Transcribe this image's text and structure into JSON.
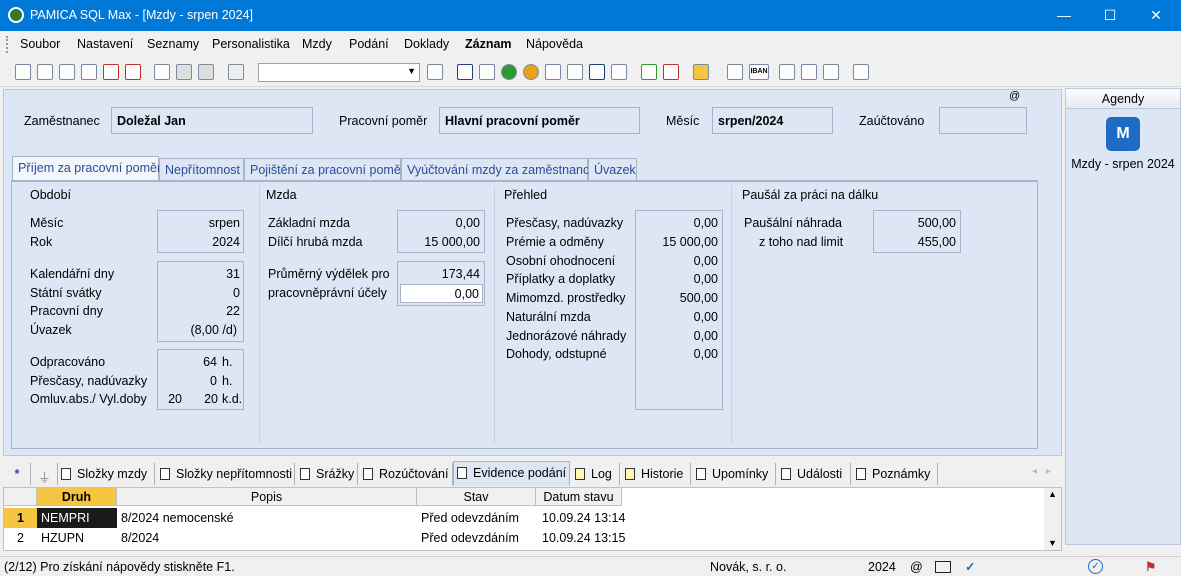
{
  "window": {
    "title": "PAMICA SQL Max - [Mzdy - srpen 2024]",
    "minimize": "—",
    "maximize": "☐",
    "close": "✕"
  },
  "menu": [
    "Soubor",
    "Nastavení",
    "Seznamy",
    "Personalistika",
    "Mzdy",
    "Podání",
    "Doklady",
    "Záznam",
    "Nápověda"
  ],
  "header": {
    "employee_label": "Zaměstnanec",
    "employee_value": "Doležal Jan",
    "contract_label": "Pracovní poměr",
    "contract_value": "Hlavní pracovní poměr",
    "month_label": "Měsíc",
    "month_value": "srpen/2024",
    "posted_label": "Zaúčtováno",
    "posted_value": "",
    "at_symbol": "@"
  },
  "tabs": [
    "Příjem za pracovní poměr",
    "Nepřítomnost",
    "Pojištění za pracovní poměr",
    "Vyúčtování mzdy za zaměstnance",
    "Úvazek"
  ],
  "period": {
    "title": "Období",
    "month_label": "Měsíc",
    "month_value": "srpen",
    "year_label": "Rok",
    "year_value": "2024",
    "calendar_days_label": "Kalendářní dny",
    "calendar_days": "31",
    "holidays_label": "Státní svátky",
    "holidays": "0",
    "workdays_label": "Pracovní dny",
    "workdays": "22",
    "workload_label": "Úvazek",
    "workload": "(8,00 /d)",
    "worked_label": "Odpracováno",
    "worked": "64",
    "worked_unit": "h.",
    "overtime_label": "Přesčasy, nadúvazky",
    "overtime": "0",
    "overtime_unit": "h.",
    "absence_label": "Omluv.abs./ Vyl.doby",
    "absence_a": "20",
    "absence_b": "20",
    "absence_unit": "k.d."
  },
  "wage": {
    "title": "Mzda",
    "base_label": "Základní mzda",
    "base": "0,00",
    "partial_label": "Dílčí hrubá mzda",
    "partial": "15 000,00",
    "avg_label_1": "Průměrný výdělek pro",
    "avg_label_2": "pracovněprávní účely",
    "avg_value": "173,44",
    "avg_input": "0,00"
  },
  "overview": {
    "title": "Přehled",
    "items": [
      {
        "label": "Přesčasy, nadúvazky",
        "value": "0,00"
      },
      {
        "label": "Prémie a odměny",
        "value": "15 000,00"
      },
      {
        "label": "Osobní ohodnocení",
        "value": "0,00"
      },
      {
        "label": "Příplatky a doplatky",
        "value": "0,00"
      },
      {
        "label": "Mimomzd. prostředky",
        "value": "500,00"
      },
      {
        "label": "Naturální mzda",
        "value": "0,00"
      },
      {
        "label": "Jednorázové náhrady",
        "value": "0,00"
      },
      {
        "label": "Dohody, odstupné",
        "value": "0,00"
      }
    ]
  },
  "remote": {
    "title": "Paušál za práci na dálku",
    "allowance_label": "Paušální náhrada",
    "allowance": "500,00",
    "over_limit_label": "z toho nad limit",
    "over_limit": "455,00"
  },
  "agenda": {
    "title": "Agendy",
    "icon": "M",
    "item": "Mzdy - srpen 2024"
  },
  "bottom_tabs": [
    "*",
    "Složky mzdy",
    "Složky nepřítomnosti",
    "Srážky",
    "Rozúčtování",
    "Evidence podání",
    "Log",
    "Historie",
    "Upomínky",
    "Události",
    "Poznámky"
  ],
  "grid": {
    "columns": [
      "Druh",
      "Popis",
      "Stav",
      "Datum stavu"
    ],
    "rows": [
      {
        "num": "1",
        "druh": "NEMPRI",
        "popis": "8/2024  nemocenské",
        "stav": "Před odevzdáním",
        "datum": "10.09.24 13:14"
      },
      {
        "num": "2",
        "druh": "HZUPN",
        "popis": "8/2024",
        "stav": "Před odevzdáním",
        "datum": "10.09.24 13:15"
      }
    ]
  },
  "status": {
    "help": "(2/12) Pro získání nápovědy stiskněte F1.",
    "company": "Novák, s. r. o.",
    "year": "2024",
    "at": "@"
  }
}
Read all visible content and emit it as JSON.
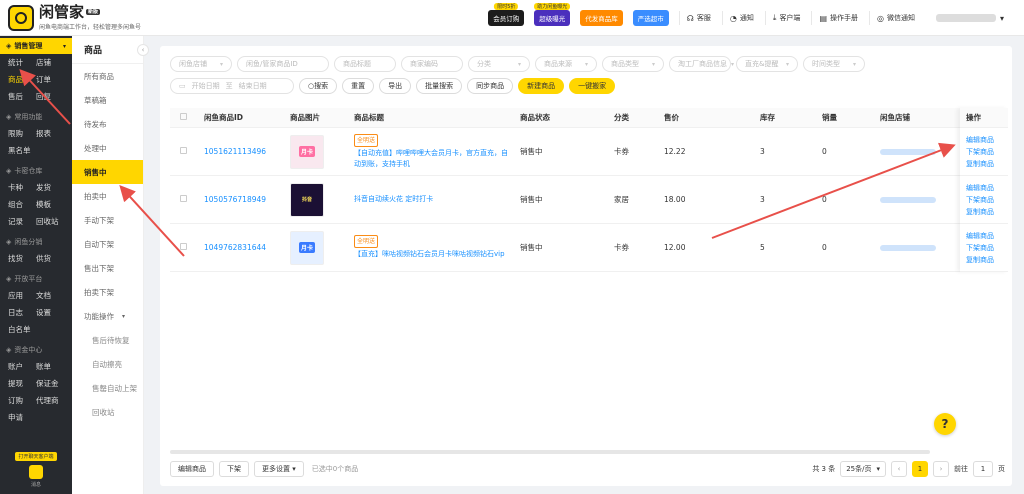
{
  "brand": {
    "name": "闲管家",
    "badge": "新版",
    "slogan": "闲鱼电商端工作台，轻松管理多闲鱼号"
  },
  "header": {
    "promos": [
      {
        "tag": "限时5折",
        "label": "会员订购",
        "bg": "#1c1c1c"
      },
      {
        "tag": "助力闲鱼曝光",
        "label": "超级曝光",
        "bg": "#4b2fbd"
      },
      {
        "tag": "",
        "label": "代发商品库",
        "bg": "#ff8a00"
      },
      {
        "tag": "",
        "label": "严选超市",
        "bg": "#3a8dff"
      }
    ],
    "links": [
      {
        "icon": "headset-icon",
        "glyph": "☊",
        "label": "客服"
      },
      {
        "icon": "bell-icon",
        "glyph": "◔",
        "label": "通知"
      },
      {
        "icon": "download-icon",
        "glyph": "⤓",
        "label": "客户端"
      },
      {
        "icon": "book-icon",
        "glyph": "▤",
        "label": "操作手册"
      },
      {
        "icon": "wechat-icon",
        "glyph": "◎",
        "label": "微信通知"
      }
    ]
  },
  "nav1": {
    "groups": [
      {
        "icon": "tag-icon",
        "title": "销售管理",
        "active": true,
        "items": [
          "统计",
          "店铺",
          "商品",
          "订单",
          "售后",
          "回复"
        ],
        "selected": "商品"
      },
      {
        "icon": "grid-icon",
        "title": "常用功能",
        "items": [
          "限购",
          "报表",
          "黑名单"
        ]
      },
      {
        "icon": "card-icon",
        "title": "卡密仓库",
        "items": [
          "卡种",
          "发货",
          "组合",
          "模板",
          "记录",
          "回收站"
        ]
      },
      {
        "icon": "share-icon",
        "title": "闲鱼分销",
        "items": [
          "找货",
          "供货"
        ]
      },
      {
        "icon": "api-icon",
        "title": "开放平台",
        "items": [
          "应用",
          "文档",
          "日志",
          "设置",
          "白名单"
        ]
      },
      {
        "icon": "wallet-icon",
        "title": "资金中心",
        "items": [
          "账户",
          "账单",
          "提现",
          "保证金",
          "订购",
          "代理商",
          "申请"
        ]
      }
    ],
    "bottom": {
      "tag": "打开聊天客户端",
      "label": "消息"
    }
  },
  "nav2": {
    "title": "商品",
    "items": [
      "所有商品",
      "草稿箱",
      "待发布",
      "处理中",
      "销售中",
      "拍卖中",
      "手动下架",
      "自动下架",
      "售出下架",
      "拍卖下架"
    ],
    "active": "销售中",
    "group": "功能操作",
    "subs": [
      "售后待恢复",
      "自动擦亮",
      "售罄自动上架",
      "回收站"
    ]
  },
  "filters": {
    "row1": [
      "闲鱼店铺",
      "闲鱼/管家商品ID",
      "商品标题",
      "商家编码",
      "分类",
      "商品来源",
      "商品类型",
      "淘工厂商品信息",
      "直充&提醒",
      "时间类型"
    ],
    "date_start": "开始日期",
    "date_sep": "至",
    "date_end": "结束日期",
    "buttons": [
      "搜索",
      "重置",
      "导出",
      "批量搜索",
      "同步商品"
    ],
    "yellow_buttons": [
      "新建商品",
      "一键搬家"
    ]
  },
  "table": {
    "headers": [
      "闲鱼商品ID",
      "商品图片",
      "商品标题",
      "商品状态",
      "分类",
      "售价",
      "库存",
      "销量",
      "闲鱼店铺",
      "操作"
    ],
    "rows": [
      {
        "id": "1051621113496",
        "badge": "全明送",
        "thumb_text": "月卡",
        "title": "【自动充值】哔哩哔哩大会员月卡，官方直充，自动到账，支持手机",
        "status": "销售中",
        "category": "卡券",
        "price": "12.22",
        "stock": "3",
        "sales": "0",
        "ops": [
          "编辑商品",
          "下架商品",
          "复制商品"
        ]
      },
      {
        "id": "1050576718949",
        "badge": "",
        "thumb_text": "抖音",
        "title": "抖音自动续火花 定时打卡",
        "status": "销售中",
        "category": "家居",
        "price": "18.00",
        "stock": "3",
        "sales": "0",
        "ops": [
          "编辑商品",
          "下架商品",
          "复制商品"
        ]
      },
      {
        "id": "1049762831644",
        "badge": "全明送",
        "thumb_text": "月卡",
        "title": "【直充】咪咕视频钻石会员月卡咪咕视频钻石vip",
        "status": "销售中",
        "category": "卡券",
        "price": "12.00",
        "stock": "5",
        "sales": "0",
        "ops": [
          "编辑商品",
          "下架商品",
          "复制商品"
        ]
      }
    ]
  },
  "pager": {
    "buttons": [
      "编辑商品",
      "下架",
      "更多设置"
    ],
    "selected_hint": "已选中0个商品",
    "total": "共 3 条",
    "size": "25条/页",
    "current": "1",
    "goto": "前往",
    "goto_value": "1",
    "page_unit": "页"
  },
  "help": "?",
  "colors": {
    "accent": "#ffd600",
    "link": "#1890ff",
    "sidebar": "#272a2f",
    "arrow": "#e8504a"
  }
}
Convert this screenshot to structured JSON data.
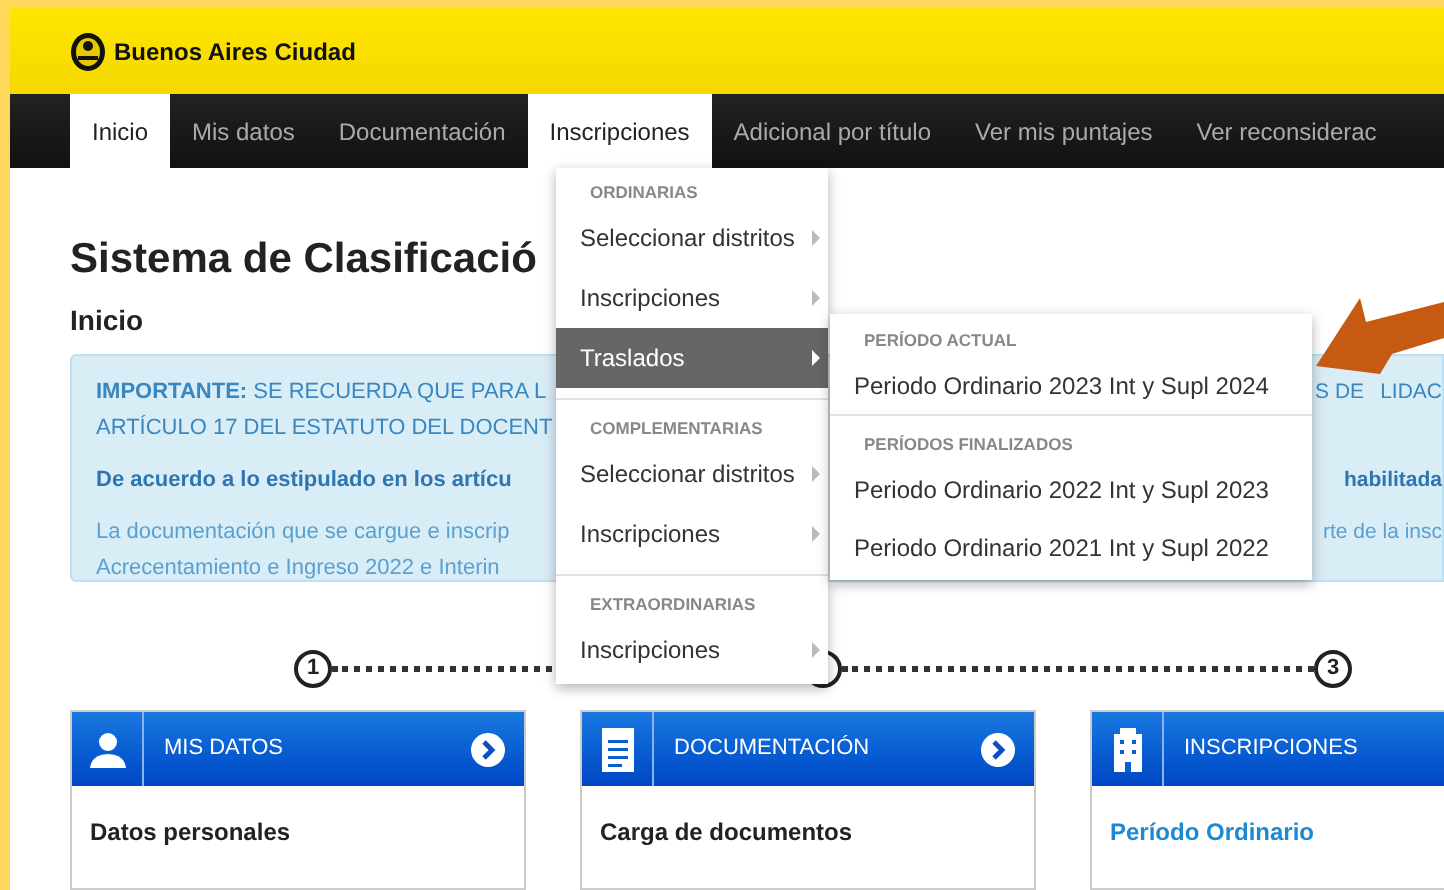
{
  "header": {
    "brand": "Buenos Aires Ciudad"
  },
  "nav": {
    "tabs": [
      {
        "label": "Inicio",
        "selected": true
      },
      {
        "label": "Mis datos",
        "selected": false
      },
      {
        "label": "Documentación",
        "selected": false
      },
      {
        "label": "Inscripciones",
        "selected": true
      },
      {
        "label": "Adicional por título",
        "selected": false
      },
      {
        "label": "Ver mis puntajes",
        "selected": false
      },
      {
        "label": "Ver reconsiderac",
        "selected": false
      }
    ]
  },
  "page": {
    "title": "Sistema de Clasificació",
    "subtitle": "Inicio"
  },
  "notice": {
    "lines": [
      {
        "kind": "plain",
        "left": "**IMPORTANTE:** SE RECUERDA QUE PARA L",
        "right": "S DE",
        "right_2": "LIDAC"
      },
      {
        "kind": "plain",
        "left": "ARTÍCULO 17 DEL ESTATUTO DEL DOCENT"
      },
      {
        "kind": "bold",
        "left": "De acuerdo a lo estipulado en los artícu",
        "right": "habilitada"
      },
      {
        "kind": "light",
        "left": "La documentación que se cargue e inscrip",
        "right": "rte de la insc"
      },
      {
        "kind": "light",
        "left": "Acrecentamiento e Ingreso 2022 e Interin"
      }
    ]
  },
  "steps": [
    "1",
    "3"
  ],
  "cards": [
    {
      "title": "MIS DATOS",
      "kind": "person",
      "arrow": true,
      "heading": "Datos personales"
    },
    {
      "title": "DOCUMENTACIÓN",
      "kind": "document",
      "arrow": true,
      "heading": "Carga de documentos"
    },
    {
      "title": "INSCRIPCIONES",
      "kind": "building",
      "link": "Período Ordinario"
    }
  ],
  "menu": {
    "sections": [
      {
        "heading": "ORDINARIAS",
        "items": [
          {
            "label": "Seleccionar distritos",
            "highlighted": false
          },
          {
            "label": "Inscripciones",
            "highlighted": false
          },
          {
            "label": "Traslados",
            "highlighted": true
          }
        ]
      },
      {
        "heading": "COMPLEMENTARIAS",
        "items": [
          {
            "label": "Seleccionar distritos",
            "highlighted": false
          },
          {
            "label": "Inscripciones",
            "highlighted": false
          }
        ]
      },
      {
        "heading": "EXTRAORDINARIAS",
        "items": [
          {
            "label": "Inscripciones",
            "highlighted": false
          }
        ]
      }
    ]
  },
  "submenu": {
    "sections": [
      {
        "heading": "PERÍODO ACTUAL",
        "items": [
          {
            "label": "Periodo Ordinario 2023 Int y Supl 2024"
          }
        ]
      },
      {
        "heading": "PERÍODOS FINALIZADOS",
        "items": [
          {
            "label": "Periodo Ordinario 2022 Int y Supl 2023"
          },
          {
            "label": "Periodo Ordinario 2021 Int y Supl 2022"
          }
        ]
      }
    ]
  }
}
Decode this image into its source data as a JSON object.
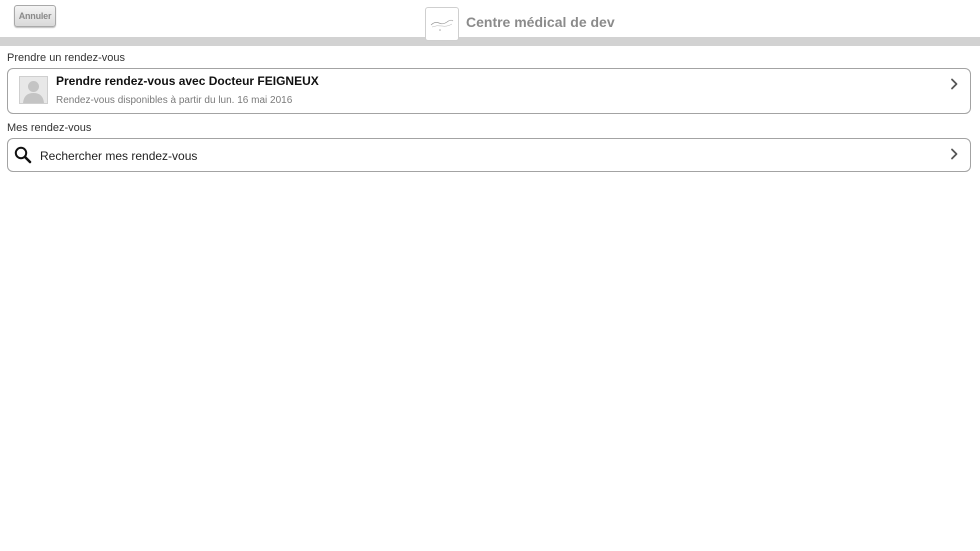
{
  "header": {
    "cancel_label": "Annuler",
    "title": "Centre médical de dev",
    "logo_icon": "clinic-logo-icon"
  },
  "book_section": {
    "label": "Prendre un rendez-vous",
    "item": {
      "title": "Prendre rendez-vous avec Docteur FEIGNEUX",
      "subtitle": "Rendez-vous disponibles à partir du lun. 16 mai 2016",
      "avatar_icon": "user-avatar-icon",
      "chevron_icon": "chevron-right-icon"
    }
  },
  "my_section": {
    "label": "Mes rendez-vous",
    "item": {
      "label": "Rechercher mes rendez-vous",
      "icon": "search-icon",
      "chevron_icon": "chevron-right-icon"
    }
  },
  "colors": {
    "header_bar": "#d2d2d2",
    "card_border": "#a3a3a3",
    "title_gray": "#8b8b8b"
  }
}
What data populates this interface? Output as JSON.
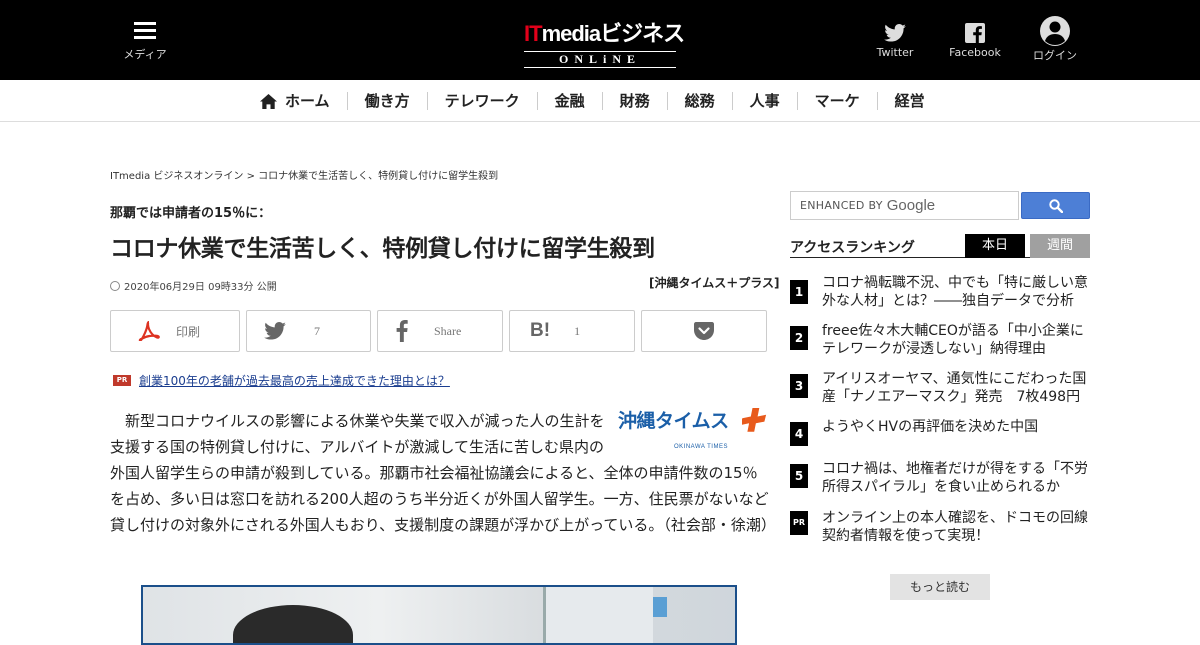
{
  "header": {
    "menu_label": "メディア",
    "logo": {
      "it": "IT",
      "rest": "mediaビジネス",
      "sub": "ONLiNE"
    },
    "twitter_label": "Twitter",
    "facebook_label": "Facebook",
    "login_label": "ログイン",
    "colors": {
      "background": "#000000",
      "logo_accent": "#e2001a"
    }
  },
  "nav": {
    "items": [
      {
        "label": "ホーム",
        "icon": "home-icon"
      },
      {
        "label": "働き方"
      },
      {
        "label": "テレワーク"
      },
      {
        "label": "金融"
      },
      {
        "label": "財務"
      },
      {
        "label": "総務"
      },
      {
        "label": "人事"
      },
      {
        "label": "マーケ"
      },
      {
        "label": "経営"
      }
    ]
  },
  "article": {
    "breadcrumb": {
      "home": "ITmedia ビジネスオンライン",
      "sep": " > ",
      "current": "コロナ休業で生活苦しく、特例貸し付けに留学生殺到"
    },
    "subtitle": "那覇では申請者の15％に：",
    "title": "コロナ休業で生活苦しく、特例貸し付けに留学生殺到",
    "date": "2020年06月29日 09時33分 公開",
    "source": "[沖縄タイムス＋プラス]",
    "share": {
      "print": "印刷",
      "twitter_count": "7",
      "facebook": "Share",
      "hatena_count": "1"
    },
    "pr": {
      "badge": "PR",
      "text": "創業100年の老舗が過去最高の売上達成できた理由とは？"
    },
    "publisher_logo": {
      "jp": "沖縄タイムス",
      "en": "OKINAWA TIMES",
      "plus": "プラス"
    },
    "body": "新型コロナウイルスの影響による休業や失業で収入が減った人の生計を支援する国の特例貸し付けに、アルバイトが激減して生活に苦しむ県内の外国人留学生らの申請が殺到している。那覇市社会福祉協議会によると、全体の申請件数の15％を占め、多い日は窓口を訪れる200人超のうち半分近くが外国人留学生。一方、住民票がないなど貸し付けの対象外にされる外国人もおり、支援制度の課題が浮かび上がっている。（社会部・徐潮）"
  },
  "sidebar": {
    "search": {
      "placeholder_prefix": "ENHANCED BY",
      "google": "Google"
    },
    "ranking": {
      "title": "アクセスランキング",
      "tab_day": "本日",
      "tab_week": "週間",
      "items": [
        {
          "num": "1",
          "text": "コロナ禍転職不況、中でも「特に厳しい意外な人材」とは？――独自データで分析"
        },
        {
          "num": "2",
          "text": "freee佐々木大輔CEOが語る「中小企業にテレワークが浸透しない」納得理由"
        },
        {
          "num": "3",
          "text": "アイリスオーヤマ、通気性にこだわった国産「ナノエアーマスク」発売　7枚498円"
        },
        {
          "num": "4",
          "text": "ようやくHVの再評価を決めた中国"
        },
        {
          "num": "5",
          "text": "コロナ禍は、地権者だけが得をする「不労所得スパイラル」を食い止められるか"
        },
        {
          "num": "PR",
          "text": "オンライン上の本人確認を、ドコモの回線契約者情報を使って実現！"
        }
      ],
      "more": "もっと読む"
    }
  }
}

_Prompt_
Return all lines with the word "Supl" in them.

_Result for this exercise_
            "label": "Periodo Ordinario 2023 Int y Supl 2024"
            "label": "Periodo Ordinario 2022 Int y Supl 2023"
            "label": "Periodo Ordinario 2021 Int y Supl 2022"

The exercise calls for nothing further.